» **What the task requires**
The data below should be printed in full, exactly, and without any of its images.

» **Exercise input**

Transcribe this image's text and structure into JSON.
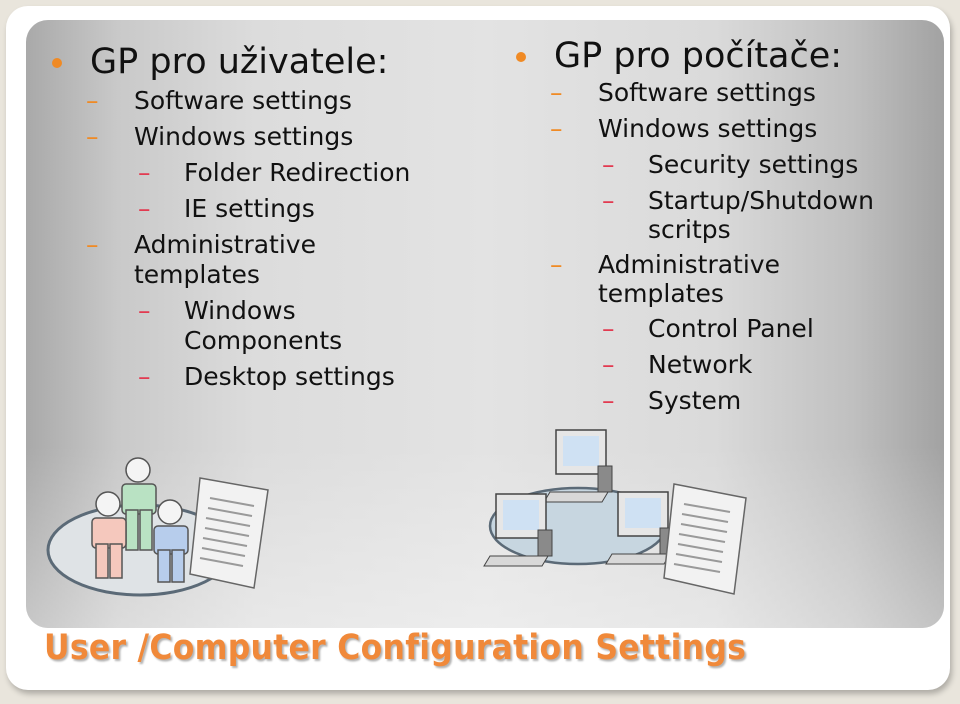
{
  "slide": {
    "title": "User /Computer Configuration Settings",
    "accent_color": "#f0893a",
    "level2_dash_color": "#f08a24",
    "level3_dash_color": "#e23a50",
    "left_column": {
      "heading": "GP pro uživatele:",
      "items": [
        {
          "label": "Software settings",
          "children": []
        },
        {
          "label": "Windows settings",
          "children": [
            "Folder Redirection",
            "IE settings"
          ]
        },
        {
          "label": "Administrative templates",
          "children": [
            "Windows Components",
            "Desktop settings"
          ]
        }
      ]
    },
    "right_column": {
      "heading": "GP pro počítače:",
      "items": [
        {
          "label": "Software settings",
          "children": []
        },
        {
          "label": "Windows settings",
          "children": [
            "Security settings",
            "Startup/Shutdown scritps"
          ]
        },
        {
          "label": "Administrative templates",
          "children": [
            "Control Panel",
            "Network",
            "System"
          ]
        }
      ]
    },
    "illustrations": {
      "left": "users-group-with-policy-scroll",
      "right": "networked-computers-with-policy-scroll"
    },
    "dash_glyph": "–"
  }
}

» **Written reply**
Transcribe this image's text and structure into JSON.
{
  "slide": {
    "title": "User /Computer Configuration Settings",
    "accent_color": "#f0893a",
    "level2_dash_color": "#f08a24",
    "level3_dash_color": "#e23a50",
    "left_column": {
      "heading": "GP pro uživatele:",
      "items": [
        {
          "label": "Software settings",
          "children": []
        },
        {
          "label": "Windows settings",
          "children": [
            "Folder Redirection",
            "IE settings"
          ]
        },
        {
          "label": "Administrative templates",
          "children": [
            "Windows Components",
            "Desktop settings"
          ]
        }
      ]
    },
    "right_column": {
      "heading": "GP pro počítače:",
      "items": [
        {
          "label": "Software settings",
          "children": []
        },
        {
          "label": "Windows settings",
          "children": [
            "Security settings",
            "Startup/Shutdown scritps"
          ]
        },
        {
          "label": "Administrative templates",
          "children": [
            "Control Panel",
            "Network",
            "System"
          ]
        }
      ]
    },
    "illustrations": {
      "left": "users-group-with-policy-scroll",
      "right": "networked-computers-with-policy-scroll"
    },
    "dash_glyph": "–"
  }
}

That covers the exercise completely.